## Set exercise
Count the lines below that contain the word "целевая", and reply with that number alone.

Stored records:
>> start

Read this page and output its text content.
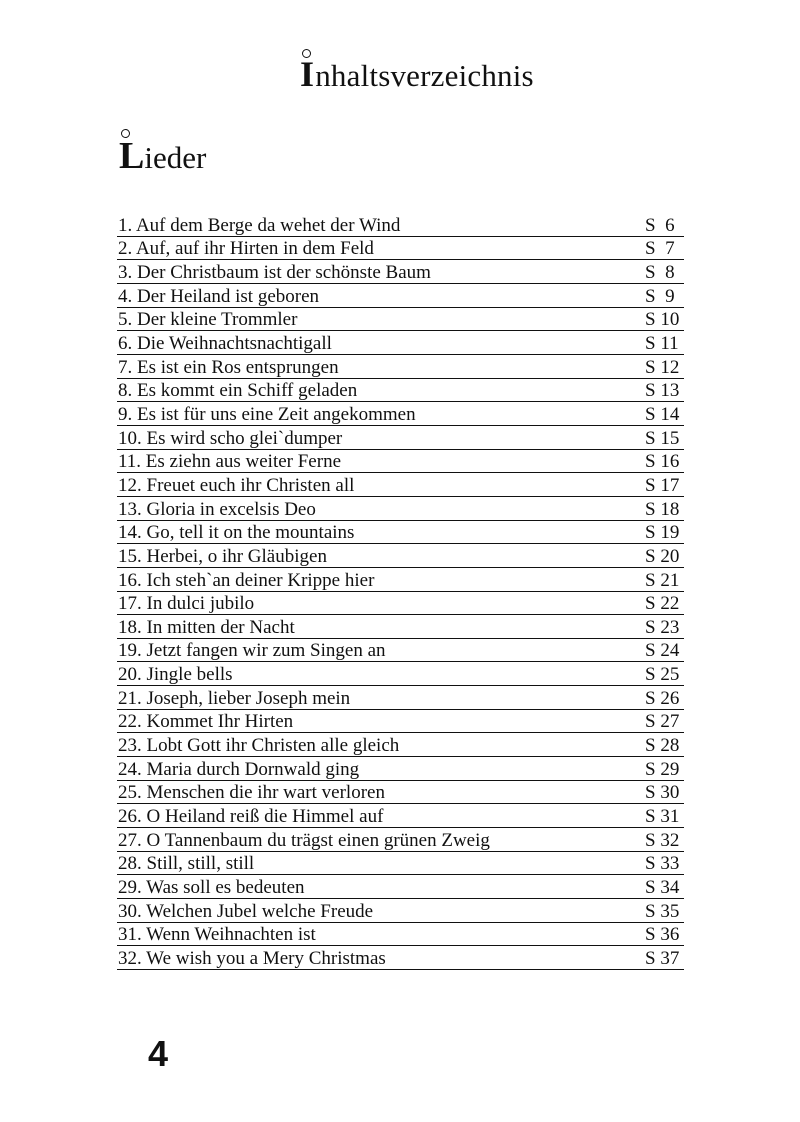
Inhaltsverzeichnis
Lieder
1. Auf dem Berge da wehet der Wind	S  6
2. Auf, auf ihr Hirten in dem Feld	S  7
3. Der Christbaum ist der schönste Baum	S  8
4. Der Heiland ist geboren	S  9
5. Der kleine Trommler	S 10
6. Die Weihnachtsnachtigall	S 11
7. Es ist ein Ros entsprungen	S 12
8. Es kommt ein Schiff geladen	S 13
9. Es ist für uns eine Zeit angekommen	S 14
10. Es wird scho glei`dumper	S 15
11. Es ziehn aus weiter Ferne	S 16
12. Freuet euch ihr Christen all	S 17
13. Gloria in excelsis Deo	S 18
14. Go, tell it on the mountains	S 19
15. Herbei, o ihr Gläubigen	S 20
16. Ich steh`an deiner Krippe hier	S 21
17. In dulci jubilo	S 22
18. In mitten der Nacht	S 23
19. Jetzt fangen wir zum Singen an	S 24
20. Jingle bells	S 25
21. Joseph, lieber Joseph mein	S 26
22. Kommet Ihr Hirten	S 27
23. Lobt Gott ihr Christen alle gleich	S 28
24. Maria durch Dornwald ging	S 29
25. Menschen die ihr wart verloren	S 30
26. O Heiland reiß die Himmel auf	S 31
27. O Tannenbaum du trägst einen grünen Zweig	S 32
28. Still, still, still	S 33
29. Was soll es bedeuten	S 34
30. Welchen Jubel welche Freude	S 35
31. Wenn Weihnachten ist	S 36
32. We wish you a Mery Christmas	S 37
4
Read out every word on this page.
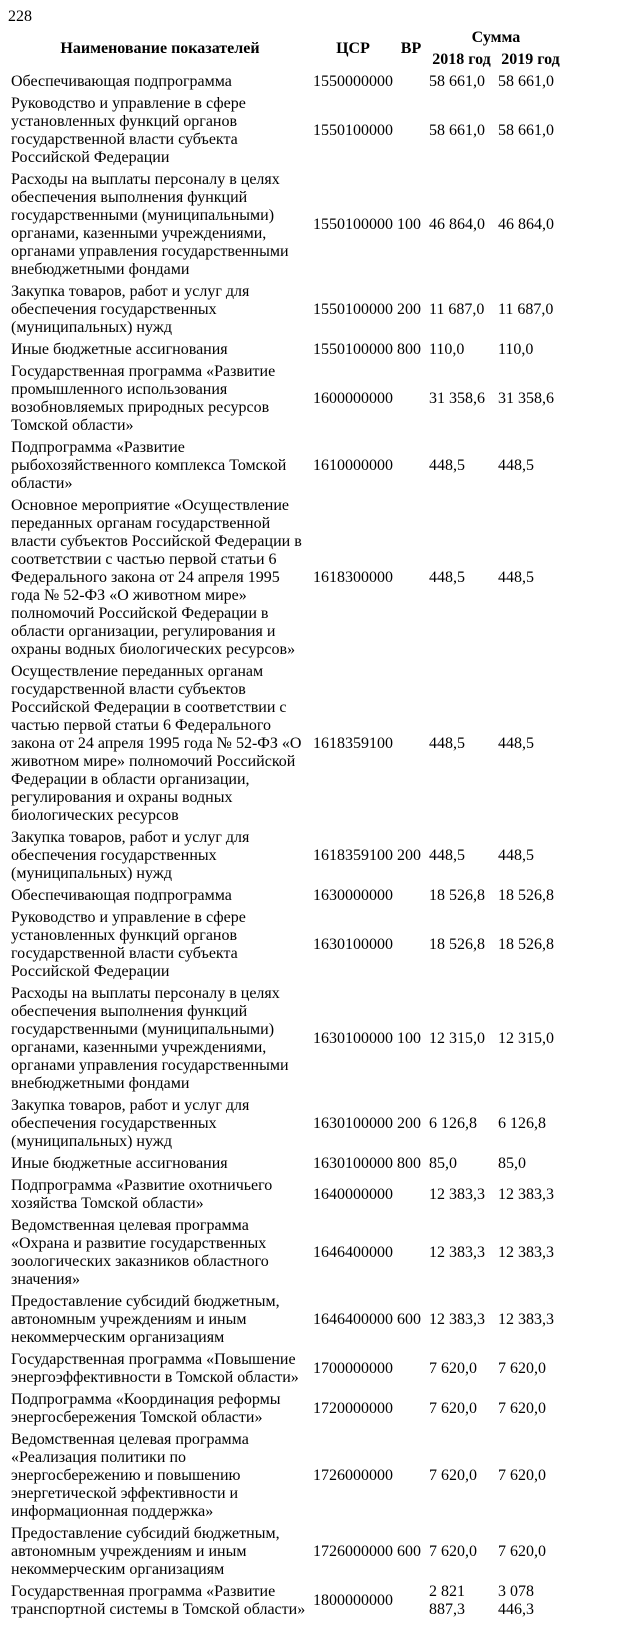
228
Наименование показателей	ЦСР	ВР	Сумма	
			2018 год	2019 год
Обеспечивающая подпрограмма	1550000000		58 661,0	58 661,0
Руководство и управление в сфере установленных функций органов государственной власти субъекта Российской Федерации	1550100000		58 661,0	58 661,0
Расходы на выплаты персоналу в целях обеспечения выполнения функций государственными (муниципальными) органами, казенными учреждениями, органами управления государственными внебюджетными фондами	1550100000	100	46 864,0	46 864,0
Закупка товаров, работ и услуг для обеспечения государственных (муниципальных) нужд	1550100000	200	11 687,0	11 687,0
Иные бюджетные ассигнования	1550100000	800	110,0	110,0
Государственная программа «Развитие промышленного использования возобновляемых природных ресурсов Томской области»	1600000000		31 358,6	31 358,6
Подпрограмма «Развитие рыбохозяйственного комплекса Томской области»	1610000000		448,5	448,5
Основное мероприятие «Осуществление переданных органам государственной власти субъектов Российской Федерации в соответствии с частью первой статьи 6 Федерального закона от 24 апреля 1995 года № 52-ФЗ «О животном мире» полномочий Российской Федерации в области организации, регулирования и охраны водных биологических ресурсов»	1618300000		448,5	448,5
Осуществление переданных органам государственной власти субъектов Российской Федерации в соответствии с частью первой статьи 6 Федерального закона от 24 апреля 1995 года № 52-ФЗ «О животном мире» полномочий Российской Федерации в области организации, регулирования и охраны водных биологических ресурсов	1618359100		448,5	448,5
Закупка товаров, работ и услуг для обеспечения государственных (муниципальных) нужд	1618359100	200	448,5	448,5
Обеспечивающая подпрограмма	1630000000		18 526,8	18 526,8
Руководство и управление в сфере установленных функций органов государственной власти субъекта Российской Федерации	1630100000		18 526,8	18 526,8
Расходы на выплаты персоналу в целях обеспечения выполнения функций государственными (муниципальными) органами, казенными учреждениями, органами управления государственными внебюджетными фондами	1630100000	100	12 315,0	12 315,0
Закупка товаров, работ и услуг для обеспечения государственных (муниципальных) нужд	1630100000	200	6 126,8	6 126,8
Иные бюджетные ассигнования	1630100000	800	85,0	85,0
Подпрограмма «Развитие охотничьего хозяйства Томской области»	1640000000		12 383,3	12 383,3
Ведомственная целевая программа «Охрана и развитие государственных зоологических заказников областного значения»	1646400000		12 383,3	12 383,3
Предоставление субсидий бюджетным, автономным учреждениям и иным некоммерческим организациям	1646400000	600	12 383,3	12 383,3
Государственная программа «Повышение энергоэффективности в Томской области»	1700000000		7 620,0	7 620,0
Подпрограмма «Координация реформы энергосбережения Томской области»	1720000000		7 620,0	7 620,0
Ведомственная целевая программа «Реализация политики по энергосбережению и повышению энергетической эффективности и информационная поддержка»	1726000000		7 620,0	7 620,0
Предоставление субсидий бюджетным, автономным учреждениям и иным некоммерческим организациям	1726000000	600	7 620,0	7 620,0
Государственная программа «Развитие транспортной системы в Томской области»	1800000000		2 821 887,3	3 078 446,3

>> end

## Solution
2